-- Start RECORDS TO PROCESS --

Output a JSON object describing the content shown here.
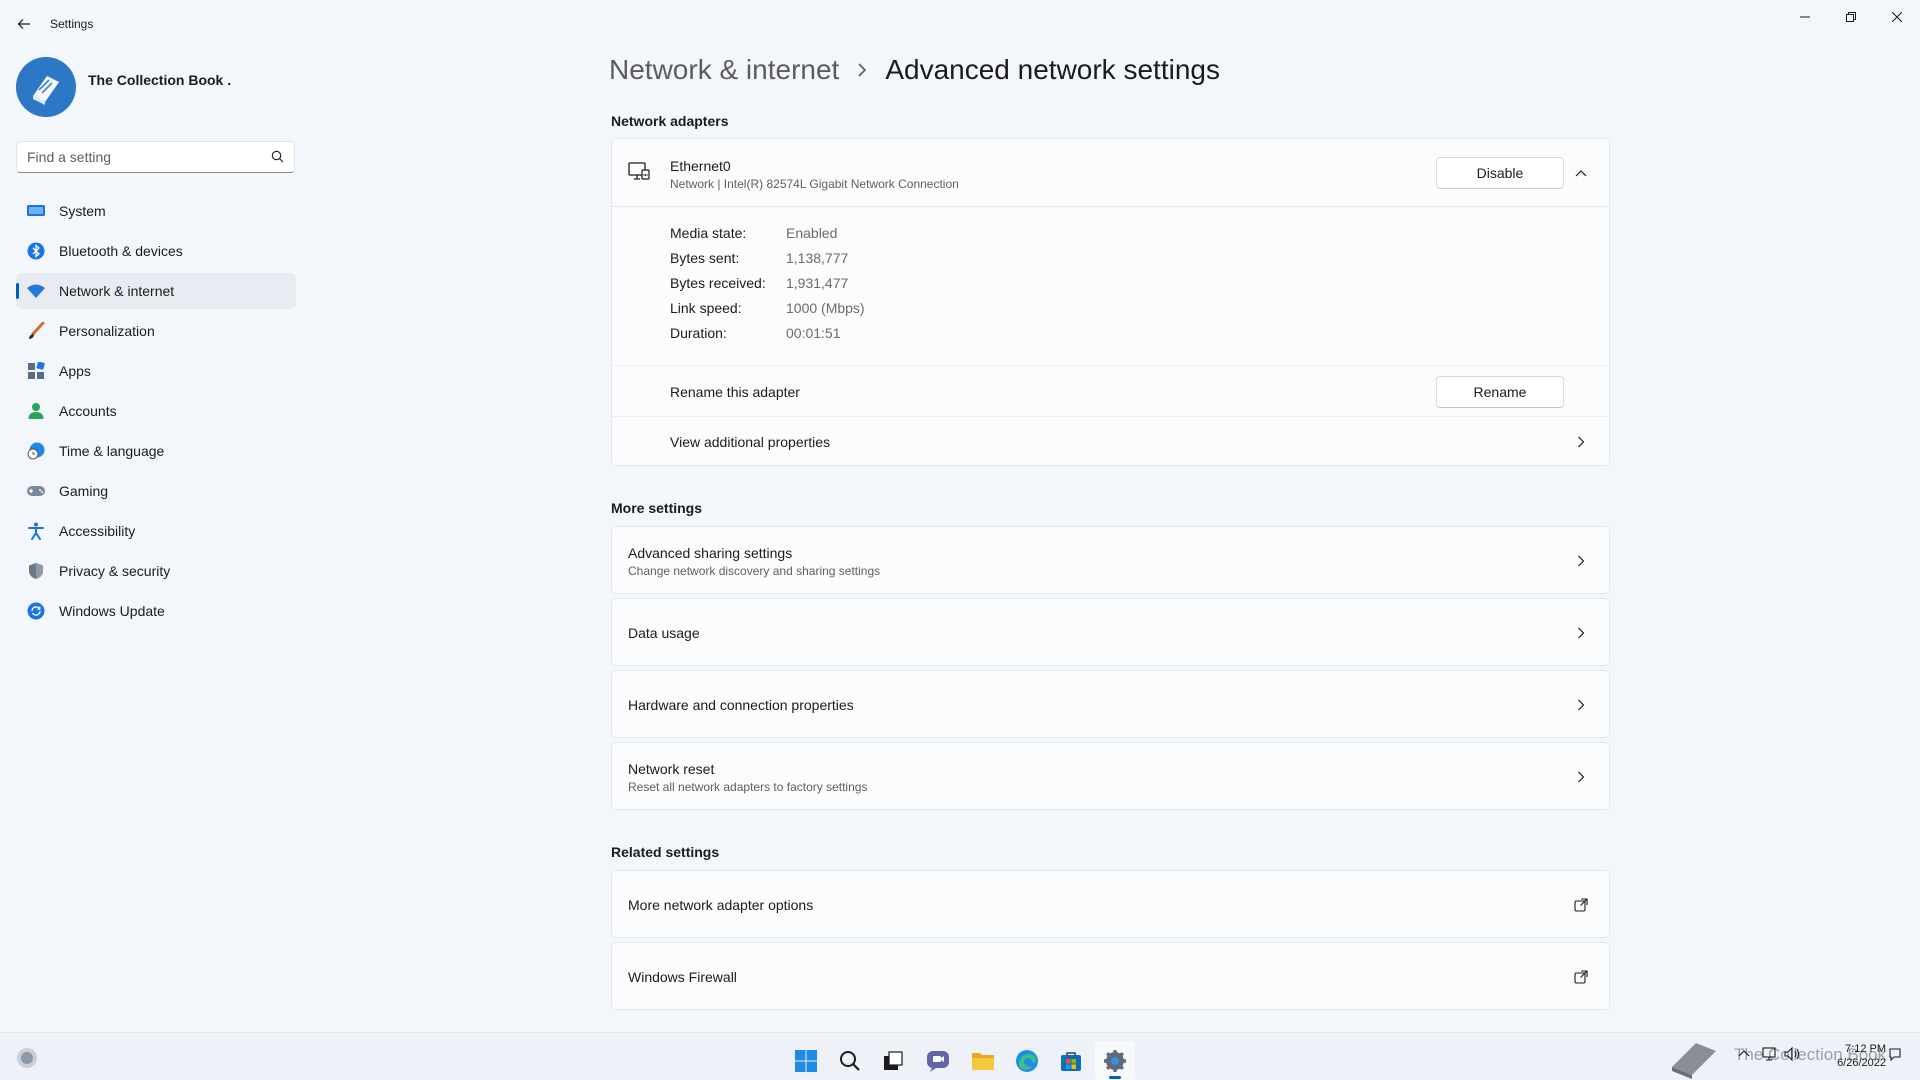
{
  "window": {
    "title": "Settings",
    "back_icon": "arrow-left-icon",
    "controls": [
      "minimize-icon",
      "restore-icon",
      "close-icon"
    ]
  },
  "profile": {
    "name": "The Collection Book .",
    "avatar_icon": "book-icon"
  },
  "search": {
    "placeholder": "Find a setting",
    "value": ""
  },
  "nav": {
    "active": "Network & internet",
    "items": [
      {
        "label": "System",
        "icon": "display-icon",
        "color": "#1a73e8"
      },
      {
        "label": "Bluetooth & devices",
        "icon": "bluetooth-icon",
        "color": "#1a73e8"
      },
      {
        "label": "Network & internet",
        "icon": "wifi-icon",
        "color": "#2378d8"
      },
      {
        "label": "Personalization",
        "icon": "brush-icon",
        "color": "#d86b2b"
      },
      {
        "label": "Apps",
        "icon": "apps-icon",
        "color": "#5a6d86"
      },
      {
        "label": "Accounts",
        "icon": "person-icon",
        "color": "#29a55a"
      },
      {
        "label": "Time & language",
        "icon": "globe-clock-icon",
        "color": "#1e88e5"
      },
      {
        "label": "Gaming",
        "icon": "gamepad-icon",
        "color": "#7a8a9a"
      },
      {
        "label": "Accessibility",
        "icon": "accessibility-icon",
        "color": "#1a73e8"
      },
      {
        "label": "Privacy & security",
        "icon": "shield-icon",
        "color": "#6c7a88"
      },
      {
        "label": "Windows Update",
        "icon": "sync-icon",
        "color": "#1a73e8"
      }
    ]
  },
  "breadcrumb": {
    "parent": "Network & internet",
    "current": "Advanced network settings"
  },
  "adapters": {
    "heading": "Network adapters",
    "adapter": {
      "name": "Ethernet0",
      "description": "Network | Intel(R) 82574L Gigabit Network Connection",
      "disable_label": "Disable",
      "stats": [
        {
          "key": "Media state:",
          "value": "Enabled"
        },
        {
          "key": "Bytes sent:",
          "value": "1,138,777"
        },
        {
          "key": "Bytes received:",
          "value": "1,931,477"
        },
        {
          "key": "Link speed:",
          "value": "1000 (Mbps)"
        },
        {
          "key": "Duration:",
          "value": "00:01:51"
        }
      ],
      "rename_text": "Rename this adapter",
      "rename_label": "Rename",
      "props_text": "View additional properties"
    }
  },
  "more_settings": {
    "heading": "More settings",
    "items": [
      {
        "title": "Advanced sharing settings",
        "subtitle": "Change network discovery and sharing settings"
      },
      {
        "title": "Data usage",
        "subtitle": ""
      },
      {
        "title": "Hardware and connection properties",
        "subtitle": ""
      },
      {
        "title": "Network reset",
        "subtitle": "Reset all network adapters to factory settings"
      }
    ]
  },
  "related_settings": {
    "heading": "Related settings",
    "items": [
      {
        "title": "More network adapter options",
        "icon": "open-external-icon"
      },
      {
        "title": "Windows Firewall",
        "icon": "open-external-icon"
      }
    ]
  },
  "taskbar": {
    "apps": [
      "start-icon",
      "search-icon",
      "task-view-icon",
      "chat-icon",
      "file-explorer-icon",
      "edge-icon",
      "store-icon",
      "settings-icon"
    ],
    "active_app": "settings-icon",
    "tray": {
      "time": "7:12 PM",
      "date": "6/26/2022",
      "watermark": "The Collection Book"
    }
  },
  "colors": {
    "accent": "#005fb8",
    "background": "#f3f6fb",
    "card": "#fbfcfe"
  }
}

-- End RECORDS TO PROCESS --
-- Start RECORDS TO PROCESS --

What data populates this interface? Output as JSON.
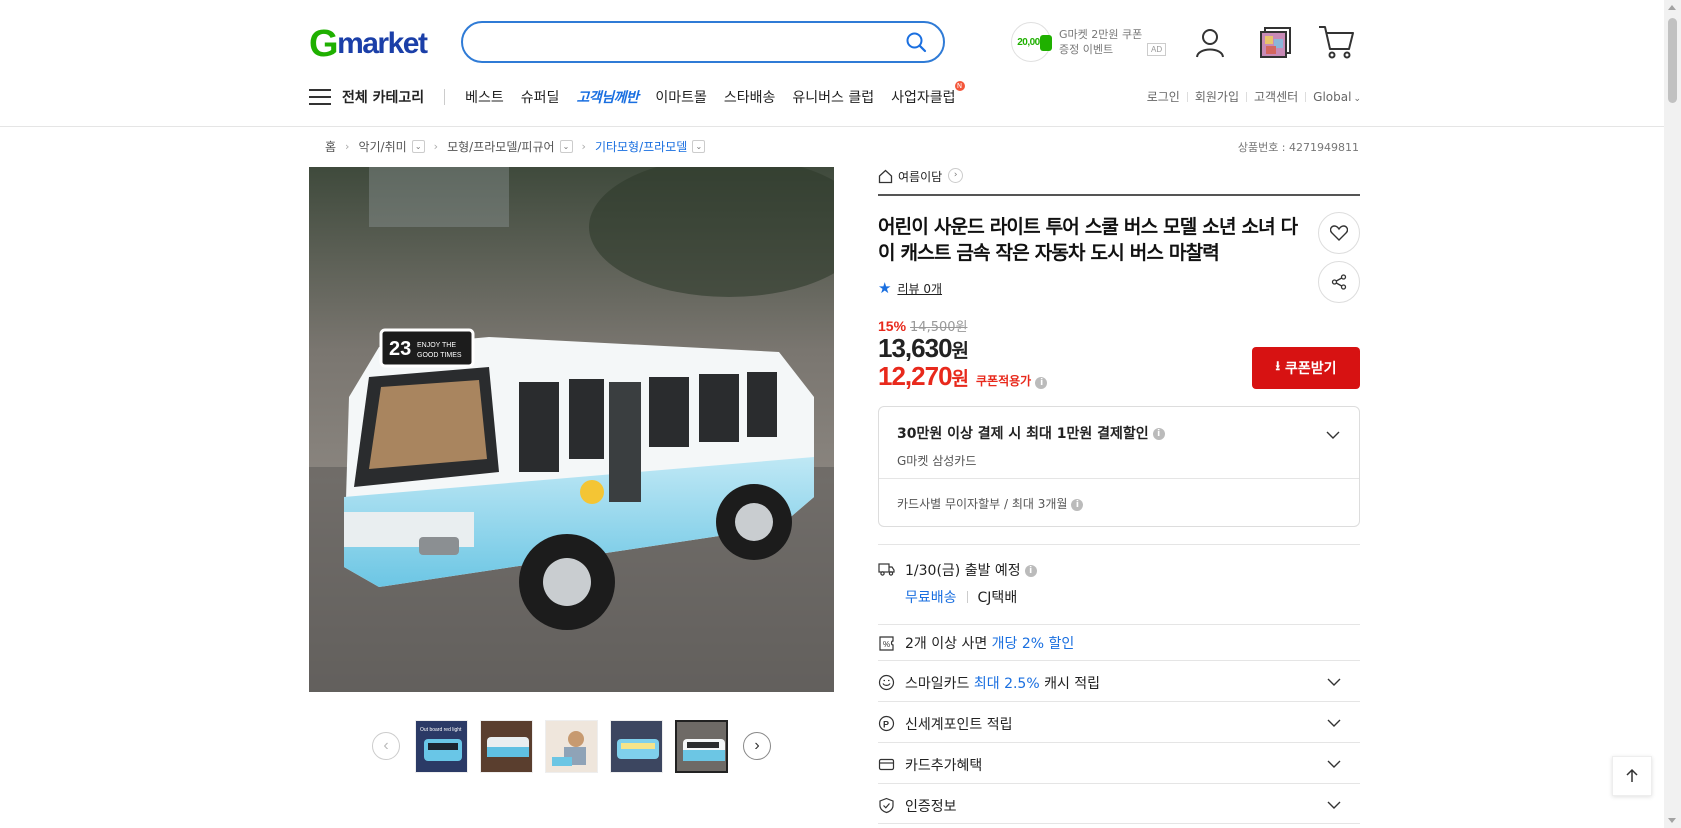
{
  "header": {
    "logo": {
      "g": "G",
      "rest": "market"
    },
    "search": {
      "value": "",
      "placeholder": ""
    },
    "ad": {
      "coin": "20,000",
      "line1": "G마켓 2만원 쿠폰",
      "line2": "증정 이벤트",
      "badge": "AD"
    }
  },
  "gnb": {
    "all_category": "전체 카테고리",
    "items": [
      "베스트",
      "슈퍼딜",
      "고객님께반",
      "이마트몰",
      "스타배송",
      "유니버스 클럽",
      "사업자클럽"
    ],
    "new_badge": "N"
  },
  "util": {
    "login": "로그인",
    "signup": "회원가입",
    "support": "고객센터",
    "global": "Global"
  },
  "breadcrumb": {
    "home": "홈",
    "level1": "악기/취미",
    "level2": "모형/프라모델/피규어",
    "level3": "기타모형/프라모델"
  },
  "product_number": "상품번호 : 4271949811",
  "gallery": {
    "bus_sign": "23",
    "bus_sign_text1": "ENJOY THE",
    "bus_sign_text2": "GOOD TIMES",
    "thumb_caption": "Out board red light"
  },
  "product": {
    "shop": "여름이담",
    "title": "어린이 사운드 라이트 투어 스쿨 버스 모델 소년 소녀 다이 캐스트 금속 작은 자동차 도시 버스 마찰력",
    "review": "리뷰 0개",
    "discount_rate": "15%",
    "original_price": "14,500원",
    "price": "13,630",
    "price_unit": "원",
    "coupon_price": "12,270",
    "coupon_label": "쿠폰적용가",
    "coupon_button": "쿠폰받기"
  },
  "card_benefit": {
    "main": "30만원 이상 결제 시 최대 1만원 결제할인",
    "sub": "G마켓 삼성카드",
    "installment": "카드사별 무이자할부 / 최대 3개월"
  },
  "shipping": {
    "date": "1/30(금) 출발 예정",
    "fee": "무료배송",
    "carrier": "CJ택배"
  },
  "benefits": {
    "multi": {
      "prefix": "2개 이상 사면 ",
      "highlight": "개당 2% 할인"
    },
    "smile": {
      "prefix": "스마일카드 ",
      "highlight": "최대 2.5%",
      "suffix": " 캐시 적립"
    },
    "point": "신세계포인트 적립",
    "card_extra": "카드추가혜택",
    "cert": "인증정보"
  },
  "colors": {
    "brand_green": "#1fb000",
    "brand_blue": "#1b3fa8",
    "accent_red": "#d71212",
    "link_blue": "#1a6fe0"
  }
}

-- End RECORDS TO PROCESS --

*EXERCISE:* State only the number of lines in these entries that contain "sharing".

*EXERCISE SOLUTION:* 2